- [Stated problem]:
For each line below that includes the word "Program", make a copy.

Data records
· · · · · · ·

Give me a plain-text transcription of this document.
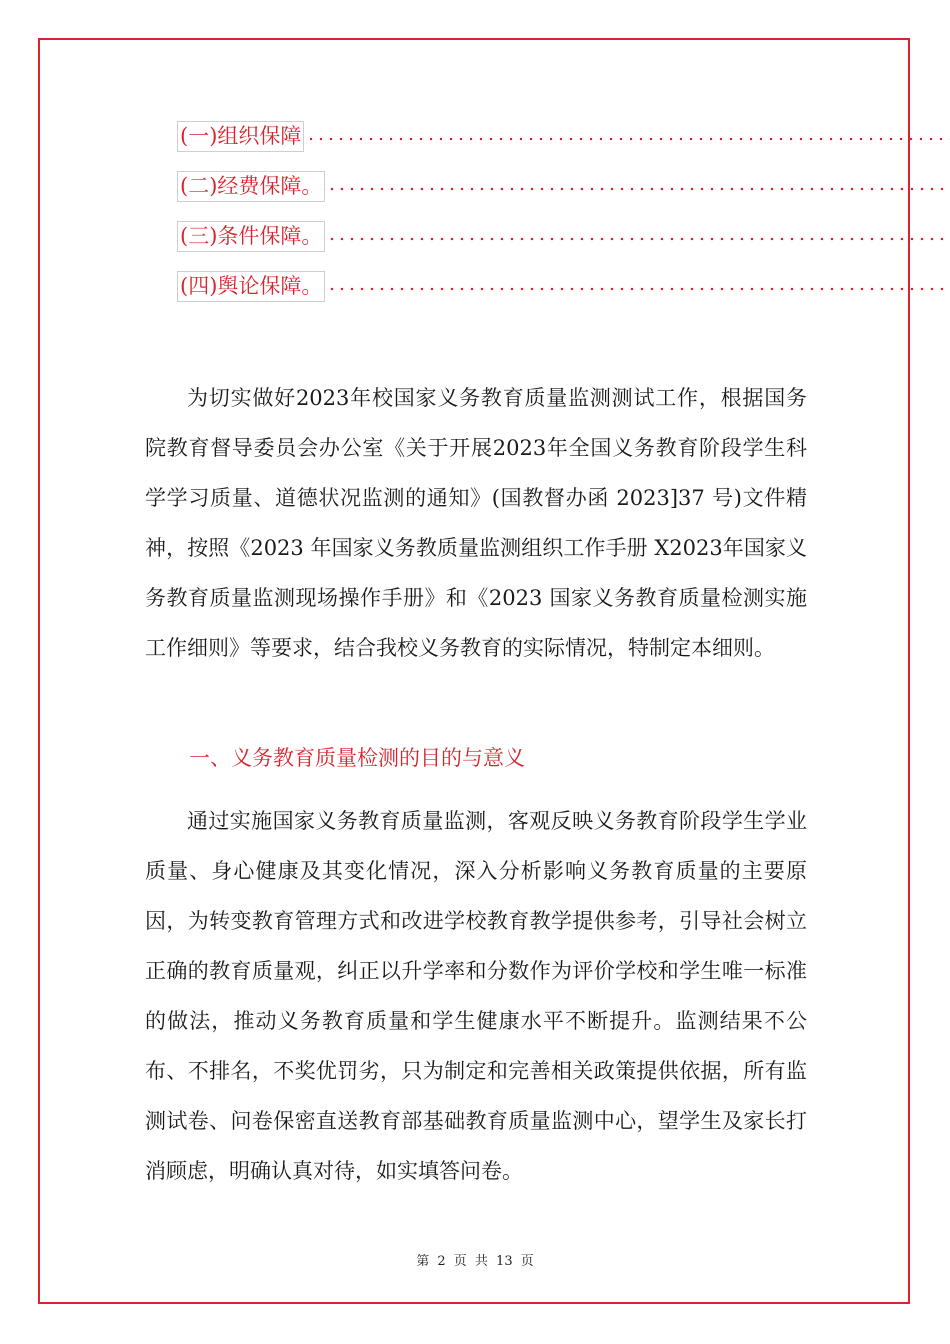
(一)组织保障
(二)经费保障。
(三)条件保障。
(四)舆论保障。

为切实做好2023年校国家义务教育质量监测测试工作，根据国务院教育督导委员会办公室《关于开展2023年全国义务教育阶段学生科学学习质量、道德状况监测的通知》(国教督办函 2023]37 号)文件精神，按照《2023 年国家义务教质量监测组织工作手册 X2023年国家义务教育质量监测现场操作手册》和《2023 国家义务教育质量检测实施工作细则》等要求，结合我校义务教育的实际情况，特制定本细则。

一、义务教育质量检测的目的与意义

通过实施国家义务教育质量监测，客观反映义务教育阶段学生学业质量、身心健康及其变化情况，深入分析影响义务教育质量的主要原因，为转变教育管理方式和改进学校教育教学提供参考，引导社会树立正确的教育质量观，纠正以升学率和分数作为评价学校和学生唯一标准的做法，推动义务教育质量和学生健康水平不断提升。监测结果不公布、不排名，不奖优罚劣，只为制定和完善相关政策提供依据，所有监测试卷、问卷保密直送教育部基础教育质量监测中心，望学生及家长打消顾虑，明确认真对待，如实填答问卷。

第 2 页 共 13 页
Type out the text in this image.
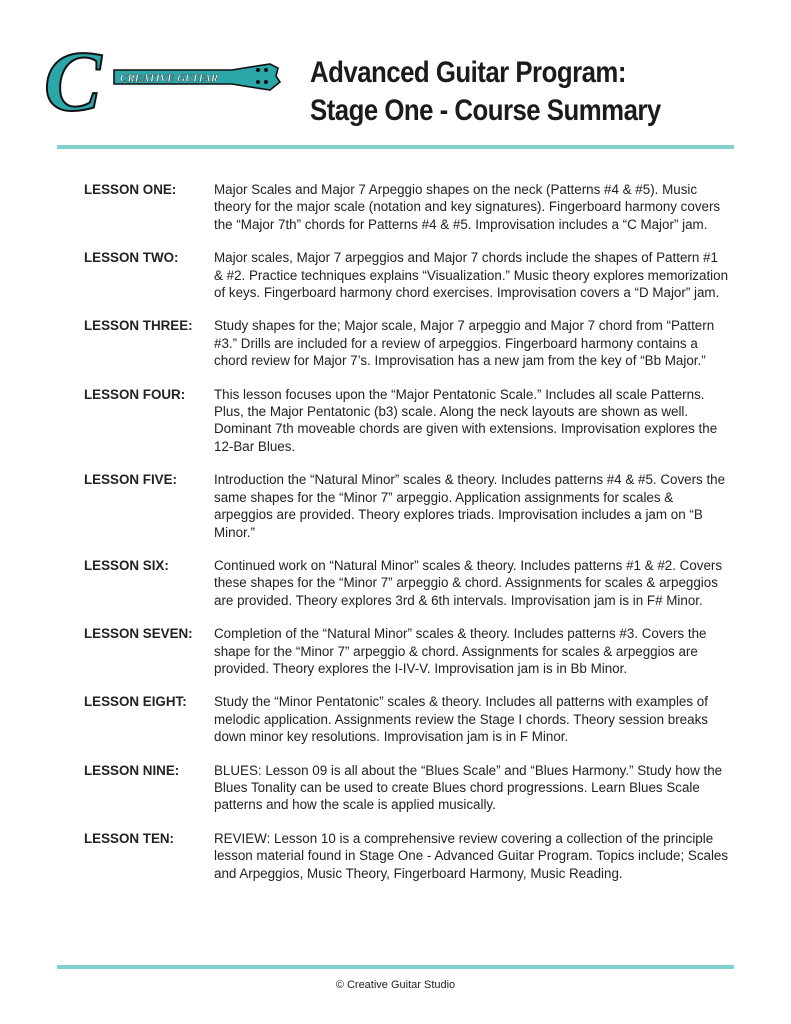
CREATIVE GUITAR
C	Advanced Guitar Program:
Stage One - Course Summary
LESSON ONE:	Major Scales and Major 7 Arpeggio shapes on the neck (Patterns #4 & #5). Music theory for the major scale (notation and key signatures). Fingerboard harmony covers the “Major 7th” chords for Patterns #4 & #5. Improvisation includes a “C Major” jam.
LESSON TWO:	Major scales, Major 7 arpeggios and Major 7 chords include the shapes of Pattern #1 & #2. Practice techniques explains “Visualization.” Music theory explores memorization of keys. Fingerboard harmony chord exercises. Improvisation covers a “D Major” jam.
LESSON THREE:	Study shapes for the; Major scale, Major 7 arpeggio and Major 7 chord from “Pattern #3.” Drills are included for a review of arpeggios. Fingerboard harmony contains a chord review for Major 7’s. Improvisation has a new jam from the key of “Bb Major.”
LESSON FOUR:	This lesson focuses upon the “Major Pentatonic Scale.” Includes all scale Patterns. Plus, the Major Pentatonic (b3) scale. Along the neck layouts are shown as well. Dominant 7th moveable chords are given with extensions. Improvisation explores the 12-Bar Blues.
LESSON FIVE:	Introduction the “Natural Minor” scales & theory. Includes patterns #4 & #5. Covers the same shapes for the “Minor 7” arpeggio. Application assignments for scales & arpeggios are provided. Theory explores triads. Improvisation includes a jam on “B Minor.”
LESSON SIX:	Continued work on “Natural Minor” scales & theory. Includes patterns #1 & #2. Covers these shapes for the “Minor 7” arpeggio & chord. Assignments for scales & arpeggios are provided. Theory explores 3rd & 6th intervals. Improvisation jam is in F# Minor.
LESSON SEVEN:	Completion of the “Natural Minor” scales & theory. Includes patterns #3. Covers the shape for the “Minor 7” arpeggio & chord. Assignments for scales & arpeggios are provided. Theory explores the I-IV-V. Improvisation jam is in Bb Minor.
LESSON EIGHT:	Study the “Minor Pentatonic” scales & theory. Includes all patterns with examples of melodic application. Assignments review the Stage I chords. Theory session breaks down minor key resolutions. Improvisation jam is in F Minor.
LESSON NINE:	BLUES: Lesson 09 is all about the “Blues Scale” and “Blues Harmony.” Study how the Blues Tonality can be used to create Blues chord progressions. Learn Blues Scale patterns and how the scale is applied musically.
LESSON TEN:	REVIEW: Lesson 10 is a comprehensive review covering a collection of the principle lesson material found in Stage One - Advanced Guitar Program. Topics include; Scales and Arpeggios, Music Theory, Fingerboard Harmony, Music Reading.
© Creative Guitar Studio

· · · · · · ·

- [Written response]:
C	Advanced Guitar Program:
LESSON TEN:	REVIEW: Lesson 10 is a comprehensive review covering a collection of the principle lesson material found in Stage One - Advanced Guitar Program. Topics include; Scales and Arpeggios, Music Theory, Fingerboard Harmony, Music Reading.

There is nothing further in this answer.